§ TASK PROMPT
All of the lines below are to be printed again exactly; images are excluded from the output.
=-=-=
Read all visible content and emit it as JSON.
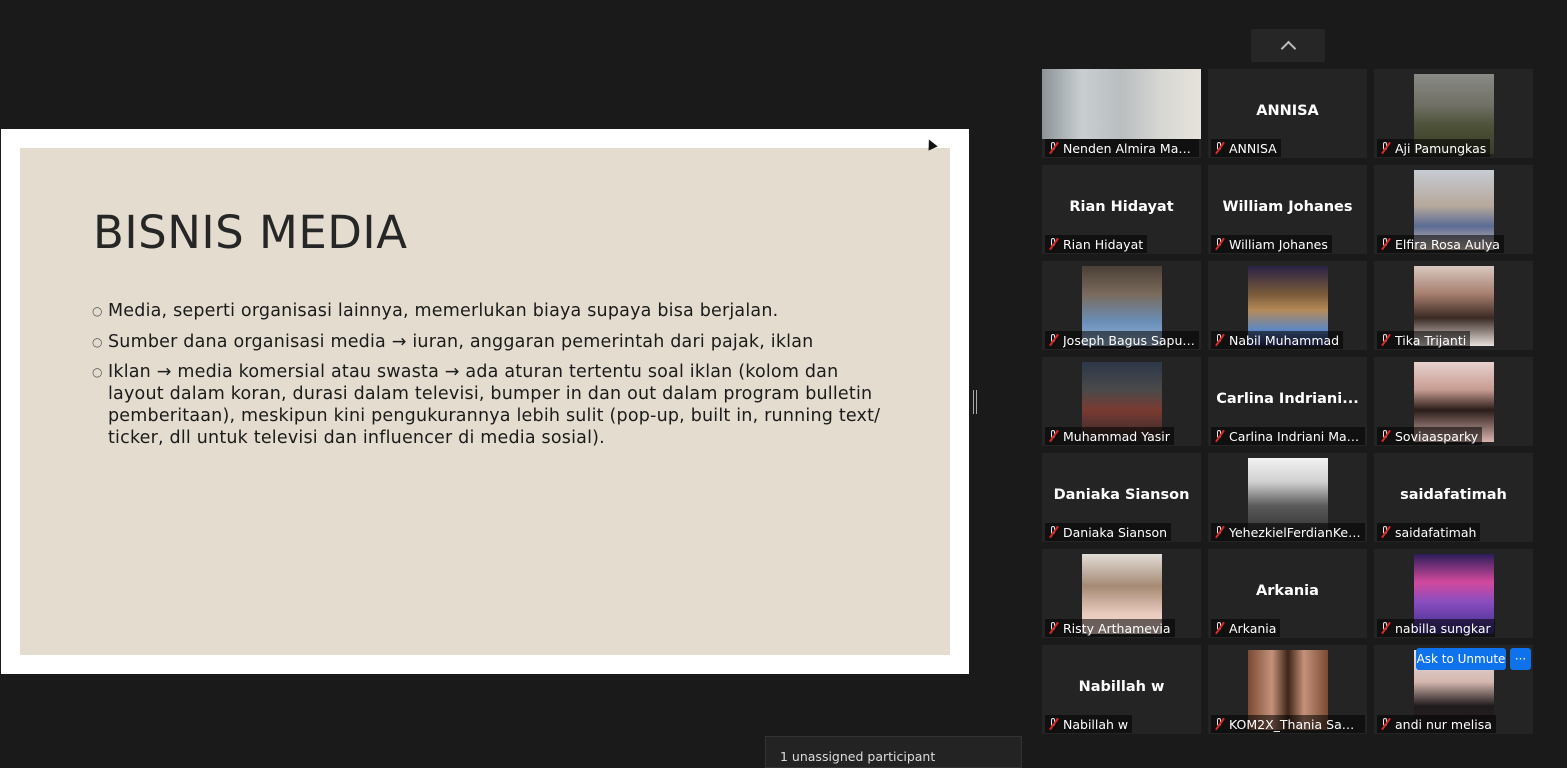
{
  "slide": {
    "title": "BISNIS MEDIA",
    "bullets": [
      "Media, seperti organisasi lainnya, memerlukan biaya supaya bisa berjalan.",
      "Sumber dana organisasi media → iuran, anggaran pemerintah dari pajak, iklan",
      "Iklan → media komersial atau swasta → ada aturan tertentu soal iklan (kolom dan layout dalam koran, durasi dalam televisi, bumper in dan out dalam program bulletin pemberitaan), meskipun kini pengukurannya lebih sulit (pop-up, built in, running text/ ticker, dll untuk televisi dan influencer di media sosial)."
    ],
    "bullet_symbol": "○"
  },
  "gallery": {
    "collapse_icon": "chevron-up-icon",
    "mic_icon": "mic-off-icon",
    "participants": [
      {
        "name": "Nenden Almira Mars...",
        "display": "",
        "video": "webcam-girl-glasses"
      },
      {
        "name": "ANNISA",
        "display": "ANNISA",
        "video": ""
      },
      {
        "name": "Aji Pamungkas",
        "display": "",
        "video": "photo-uniform"
      },
      {
        "name": "Rian Hidayat",
        "display": "Rian Hidayat",
        "video": ""
      },
      {
        "name": "William Johanes",
        "display": "William Johanes",
        "video": ""
      },
      {
        "name": "Elfira Rosa Aulya",
        "display": "",
        "video": "photo-group-monument"
      },
      {
        "name": "Joseph Bagus Saputra",
        "display": "",
        "video": "photo-man-blue-shirt"
      },
      {
        "name": "Nabil Muhammad",
        "display": "",
        "video": "photo-angel-wings"
      },
      {
        "name": "Tika Trijanti",
        "display": "",
        "video": "photo-woman-hair"
      },
      {
        "name": "Muhammad Yasir",
        "display": "",
        "video": "photo-man-jacket"
      },
      {
        "name": "Carlina Indriani Magd...",
        "display": "Carlina  Indriani...",
        "video": ""
      },
      {
        "name": "Soviaasparky",
        "display": "",
        "video": "photo-woman-selfie"
      },
      {
        "name": "Daniaka Sianson",
        "display": "Daniaka Sianson",
        "video": ""
      },
      {
        "name": "YehezkielFerdianKevin...",
        "display": "",
        "video": "photo-bw-man"
      },
      {
        "name": "saidafatimah",
        "display": "saidafatimah",
        "video": ""
      },
      {
        "name": "Risty Arthamevia",
        "display": "",
        "video": "photo-hijab"
      },
      {
        "name": "Arkania",
        "display": "Arkania",
        "video": ""
      },
      {
        "name": "nabilla sungkar",
        "display": "",
        "video": "photo-neon"
      },
      {
        "name": "Nabillah w",
        "display": "Nabillah w",
        "video": ""
      },
      {
        "name": "KOM2X_Thania Safiera",
        "display": "",
        "video": "photo-two-girls"
      },
      {
        "name": "andi nur melisa",
        "display": "",
        "video": "photo-girl-portrait"
      }
    ],
    "hover": {
      "ask_to_unmute": "Ask to Unmute",
      "more": "···"
    }
  },
  "footer": {
    "unassigned": "1 unassigned participant"
  }
}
=-=-=
§ RESULT
Read all visible content and emit it as JSON.
{
  "slide": {
    "title": "BISNIS MEDIA",
    "bullets": [
      "Media, seperti organisasi lainnya, memerlukan biaya supaya bisa berjalan.",
      "Sumber dana organisasi media → iuran, anggaran pemerintah dari pajak, iklan",
      "Iklan → media komersial atau swasta → ada aturan tertentu soal iklan (kolom dan layout dalam koran, durasi dalam televisi, bumper in dan out dalam program bulletin pemberitaan), meskipun kini pengukurannya lebih sulit (pop-up, built in, running text/ ticker, dll untuk televisi dan influencer di media sosial)."
    ],
    "bullet_symbol": "○"
  },
  "gallery": {
    "collapse_icon": "chevron-up-icon",
    "mic_icon": "mic-off-icon",
    "participants": [
      {
        "name": "Nenden Almira Mars...",
        "display": "",
        "video": "webcam-girl-glasses"
      },
      {
        "name": "ANNISA",
        "display": "ANNISA",
        "video": ""
      },
      {
        "name": "Aji Pamungkas",
        "display": "",
        "video": "photo-uniform"
      },
      {
        "name": "Rian Hidayat",
        "display": "Rian Hidayat",
        "video": ""
      },
      {
        "name": "William Johanes",
        "display": "William Johanes",
        "video": ""
      },
      {
        "name": "Elfira Rosa Aulya",
        "display": "",
        "video": "photo-group-monument"
      },
      {
        "name": "Joseph Bagus Saputra",
        "display": "",
        "video": "photo-man-blue-shirt"
      },
      {
        "name": "Nabil Muhammad",
        "display": "",
        "video": "photo-angel-wings"
      },
      {
        "name": "Tika Trijanti",
        "display": "",
        "video": "photo-woman-hair"
      },
      {
        "name": "Muhammad Yasir",
        "display": "",
        "video": "photo-man-jacket"
      },
      {
        "name": "Carlina Indriani Magd...",
        "display": "Carlina  Indriani...",
        "video": ""
      },
      {
        "name": "Soviaasparky",
        "display": "",
        "video": "photo-woman-selfie"
      },
      {
        "name": "Daniaka Sianson",
        "display": "Daniaka Sianson",
        "video": ""
      },
      {
        "name": "YehezkielFerdianKevin...",
        "display": "",
        "video": "photo-bw-man"
      },
      {
        "name": "saidafatimah",
        "display": "saidafatimah",
        "video": ""
      },
      {
        "name": "Risty Arthamevia",
        "display": "",
        "video": "photo-hijab"
      },
      {
        "name": "Arkania",
        "display": "Arkania",
        "video": ""
      },
      {
        "name": "nabilla sungkar",
        "display": "",
        "video": "photo-neon"
      },
      {
        "name": "Nabillah w",
        "display": "Nabillah w",
        "video": ""
      },
      {
        "name": "KOM2X_Thania Safiera",
        "display": "",
        "video": "photo-two-girls"
      },
      {
        "name": "andi nur melisa",
        "display": "",
        "video": "photo-girl-portrait"
      }
    ],
    "hover": {
      "ask_to_unmute": "Ask to Unmute",
      "more": "···"
    }
  },
  "footer": {
    "unassigned": "1 unassigned participant"
  }
}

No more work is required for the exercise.